-- START OF The input --
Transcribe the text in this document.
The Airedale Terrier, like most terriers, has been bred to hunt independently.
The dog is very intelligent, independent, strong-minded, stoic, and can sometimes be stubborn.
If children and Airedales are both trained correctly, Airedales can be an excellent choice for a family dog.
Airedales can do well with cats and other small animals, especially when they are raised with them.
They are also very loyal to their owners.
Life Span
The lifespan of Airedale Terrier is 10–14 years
-- END OF The input --
> Task brief: Reproduce each line of the material above precisely.

> Finished task:
Transcribe the text in this document.
The Airedale Terrier, like most terriers, has been bred to hunt independently.
The dog is very intelligent, independent, strong-minded, stoic, and can sometimes be stubborn.
If children and Airedales are both trained correctly, Airedales can be an excellent choice for a family dog.
Airedales can do well with cats and other small animals, especially when they are raised with them.
They are also very loyal to their owners.
Life Span
The lifespan of Airedale Terrier is 10–14 years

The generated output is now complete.